● Task directions
Go through the records and extract every line with the word "Court".

*** Data provided ***

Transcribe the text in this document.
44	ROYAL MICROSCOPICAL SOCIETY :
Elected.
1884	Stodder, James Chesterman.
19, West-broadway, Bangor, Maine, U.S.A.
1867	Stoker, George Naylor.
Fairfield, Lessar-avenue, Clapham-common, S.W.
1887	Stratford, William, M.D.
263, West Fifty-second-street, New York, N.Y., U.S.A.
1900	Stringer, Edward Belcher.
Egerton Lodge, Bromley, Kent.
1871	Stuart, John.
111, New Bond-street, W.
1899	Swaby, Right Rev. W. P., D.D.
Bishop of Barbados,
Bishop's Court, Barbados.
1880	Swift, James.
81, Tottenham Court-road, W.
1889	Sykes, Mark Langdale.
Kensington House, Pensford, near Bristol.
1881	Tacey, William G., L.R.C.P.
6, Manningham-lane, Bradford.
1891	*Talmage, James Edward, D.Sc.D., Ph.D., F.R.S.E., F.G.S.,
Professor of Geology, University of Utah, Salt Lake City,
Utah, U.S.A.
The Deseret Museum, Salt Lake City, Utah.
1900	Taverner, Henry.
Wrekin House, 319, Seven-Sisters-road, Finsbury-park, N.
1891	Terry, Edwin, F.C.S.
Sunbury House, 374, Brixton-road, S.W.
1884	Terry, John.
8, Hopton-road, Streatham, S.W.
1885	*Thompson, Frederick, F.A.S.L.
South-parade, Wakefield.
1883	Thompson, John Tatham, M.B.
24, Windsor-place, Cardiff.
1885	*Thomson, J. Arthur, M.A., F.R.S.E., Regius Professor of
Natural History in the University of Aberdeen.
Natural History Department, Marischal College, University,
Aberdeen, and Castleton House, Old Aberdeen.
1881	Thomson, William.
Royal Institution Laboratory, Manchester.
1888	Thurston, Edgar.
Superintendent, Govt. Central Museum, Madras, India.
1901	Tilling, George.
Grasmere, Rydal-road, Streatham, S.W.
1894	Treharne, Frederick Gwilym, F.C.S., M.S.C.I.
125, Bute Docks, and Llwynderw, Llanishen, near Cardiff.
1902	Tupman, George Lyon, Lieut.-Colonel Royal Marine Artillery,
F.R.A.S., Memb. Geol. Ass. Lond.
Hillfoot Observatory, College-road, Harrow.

***

● Written solution
Bishop's Court, Barbados.
81, Tottenham Court-road, W.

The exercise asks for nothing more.